*EXTRACTED RECORDS:*
►

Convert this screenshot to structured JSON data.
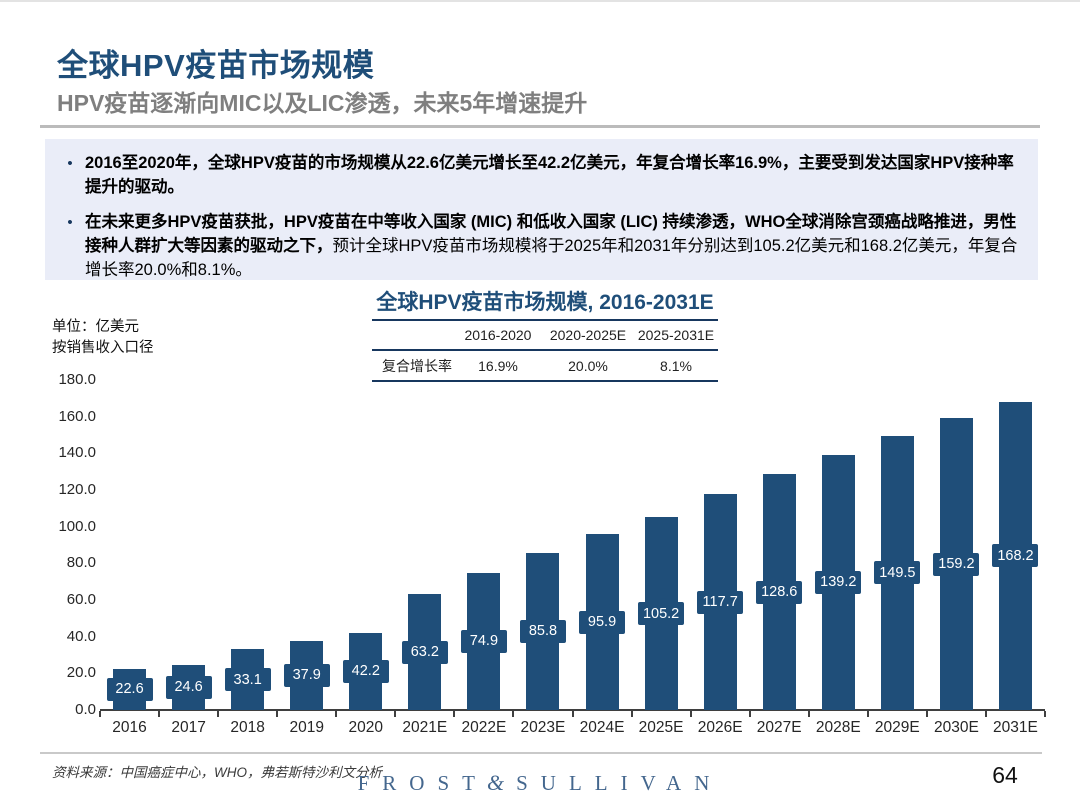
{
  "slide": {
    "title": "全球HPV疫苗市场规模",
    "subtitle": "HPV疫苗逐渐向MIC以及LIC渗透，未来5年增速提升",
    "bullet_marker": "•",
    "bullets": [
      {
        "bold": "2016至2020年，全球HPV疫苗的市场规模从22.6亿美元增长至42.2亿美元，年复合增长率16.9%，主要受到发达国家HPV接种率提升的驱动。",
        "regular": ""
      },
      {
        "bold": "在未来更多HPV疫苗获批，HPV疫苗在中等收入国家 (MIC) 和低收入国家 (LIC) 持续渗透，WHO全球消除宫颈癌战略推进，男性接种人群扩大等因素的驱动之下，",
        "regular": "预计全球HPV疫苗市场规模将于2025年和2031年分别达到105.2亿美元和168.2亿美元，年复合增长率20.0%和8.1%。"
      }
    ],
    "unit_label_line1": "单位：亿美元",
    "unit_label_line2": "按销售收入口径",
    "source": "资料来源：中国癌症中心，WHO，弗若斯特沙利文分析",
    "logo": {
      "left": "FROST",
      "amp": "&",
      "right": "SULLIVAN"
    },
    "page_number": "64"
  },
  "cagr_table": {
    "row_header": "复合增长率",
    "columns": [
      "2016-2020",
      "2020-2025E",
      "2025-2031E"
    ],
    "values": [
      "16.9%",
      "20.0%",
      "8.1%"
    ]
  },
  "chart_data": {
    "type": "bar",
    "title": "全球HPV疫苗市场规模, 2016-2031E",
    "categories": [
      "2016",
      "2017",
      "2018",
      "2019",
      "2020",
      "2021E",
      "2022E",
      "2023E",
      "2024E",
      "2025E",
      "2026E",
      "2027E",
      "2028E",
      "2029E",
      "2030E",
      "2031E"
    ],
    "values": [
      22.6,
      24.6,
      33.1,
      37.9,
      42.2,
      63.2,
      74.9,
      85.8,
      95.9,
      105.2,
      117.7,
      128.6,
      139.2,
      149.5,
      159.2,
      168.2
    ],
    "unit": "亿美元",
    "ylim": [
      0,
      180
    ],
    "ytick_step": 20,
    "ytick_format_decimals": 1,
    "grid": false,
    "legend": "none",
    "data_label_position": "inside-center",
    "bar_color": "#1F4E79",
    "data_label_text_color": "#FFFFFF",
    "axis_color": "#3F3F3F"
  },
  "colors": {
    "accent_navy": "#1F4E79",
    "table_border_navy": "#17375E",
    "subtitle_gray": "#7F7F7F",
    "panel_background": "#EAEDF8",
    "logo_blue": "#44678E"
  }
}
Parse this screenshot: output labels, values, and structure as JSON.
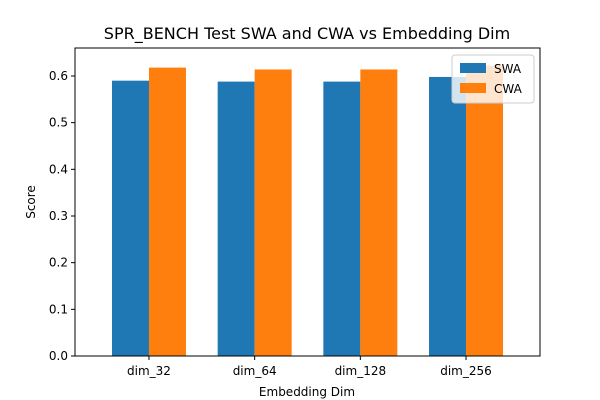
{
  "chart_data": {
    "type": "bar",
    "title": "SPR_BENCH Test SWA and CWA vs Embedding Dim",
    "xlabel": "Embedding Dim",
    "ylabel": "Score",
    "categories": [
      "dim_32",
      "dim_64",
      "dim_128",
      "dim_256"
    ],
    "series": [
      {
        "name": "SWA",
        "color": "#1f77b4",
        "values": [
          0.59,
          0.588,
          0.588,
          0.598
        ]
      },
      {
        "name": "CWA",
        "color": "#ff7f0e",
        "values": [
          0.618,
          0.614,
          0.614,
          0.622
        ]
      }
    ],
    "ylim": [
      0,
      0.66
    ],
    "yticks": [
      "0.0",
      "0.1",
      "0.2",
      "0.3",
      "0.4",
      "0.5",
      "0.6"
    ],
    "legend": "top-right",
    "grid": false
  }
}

◄

*TASK GOAL:* Repeat the material above word for word and skip every image in it.

*TASK RESPONSE:*
Convert this screenshot to structured JSON data.
{
  "slide": {
    "title": "全球HPV疫苗市场规模",
    "subtitle": "HPV疫苗逐渐向MIC以及LIC渗透，未来5年增速提升",
    "bullet_marker": "•",
    "bullets": [
      {
        "bold": "2016至2020年，全球HPV疫苗的市场规模从22.6亿美元增长至42.2亿美元，年复合增长率16.9%，主要受到发达国家HPV接种率提升的驱动。",
        "regular": ""
      },
      {
        "bold": "在未来更多HPV疫苗获批，HPV疫苗在中等收入国家 (MIC) 和低收入国家 (LIC) 持续渗透，WHO全球消除宫颈癌战略推进，男性接种人群扩大等因素的驱动之下，",
        "regular": "预计全球HPV疫苗市场规模将于2025年和2031年分别达到105.2亿美元和168.2亿美元，年复合增长率20.0%和8.1%。"
      }
    ],
    "unit_label_line1": "单位：亿美元",
    "unit_label_line2": "按销售收入口径",
    "source": "资料来源：中国癌症中心，WHO，弗若斯特沙利文分析",
    "logo": {
      "left": "FROST",
      "amp": "&",
      "right": "SULLIVAN"
    },
    "page_number": "64"
  },
  "cagr_table": {
    "row_header": "复合增长率",
    "columns": [
      "2016-2020",
      "2020-2025E",
      "2025-2031E"
    ],
    "values": [
      "16.9%",
      "20.0%",
      "8.1%"
    ]
  },
  "chart_data": {
    "type": "bar",
    "title": "全球HPV疫苗市场规模, 2016-2031E",
    "categories": [
      "2016",
      "2017",
      "2018",
      "2019",
      "2020",
      "2021E",
      "2022E",
      "2023E",
      "2024E",
      "2025E",
      "2026E",
      "2027E",
      "2028E",
      "2029E",
      "2030E",
      "2031E"
    ],
    "values": [
      22.6,
      24.6,
      33.1,
      37.9,
      42.2,
      63.2,
      74.9,
      85.8,
      95.9,
      105.2,
      117.7,
      128.6,
      139.2,
      149.5,
      159.2,
      168.2
    ],
    "unit": "亿美元",
    "ylim": [
      0,
      180
    ],
    "ytick_step": 20,
    "ytick_format_decimals": 1,
    "grid": false,
    "legend": "none",
    "data_label_position": "inside-center",
    "bar_color": "#1F4E79",
    "data_label_text_color": "#FFFFFF",
    "axis_color": "#3F3F3F"
  },
  "colors": {
    "accent_navy": "#1F4E79",
    "table_border_navy": "#17375E",
    "subtitle_gray": "#7F7F7F",
    "panel_background": "#EAEDF8",
    "logo_blue": "#44678E"
  }
}
Parse this screenshot: output labels, values, and structure as JSON.
{
  "chart_data": {
    "type": "bar",
    "title": "SPR_BENCH Test SWA and CWA vs Embedding Dim",
    "xlabel": "Embedding Dim",
    "ylabel": "Score",
    "categories": [
      "dim_32",
      "dim_64",
      "dim_128",
      "dim_256"
    ],
    "series": [
      {
        "name": "SWA",
        "color": "#1f77b4",
        "values": [
          0.59,
          0.588,
          0.588,
          0.598
        ]
      },
      {
        "name": "CWA",
        "color": "#ff7f0e",
        "values": [
          0.618,
          0.614,
          0.614,
          0.622
        ]
      }
    ],
    "ylim": [
      0,
      0.66
    ],
    "yticks": [
      "0.0",
      "0.1",
      "0.2",
      "0.3",
      "0.4",
      "0.5",
      "0.6"
    ],
    "legend": "top-right",
    "grid": false
  }
}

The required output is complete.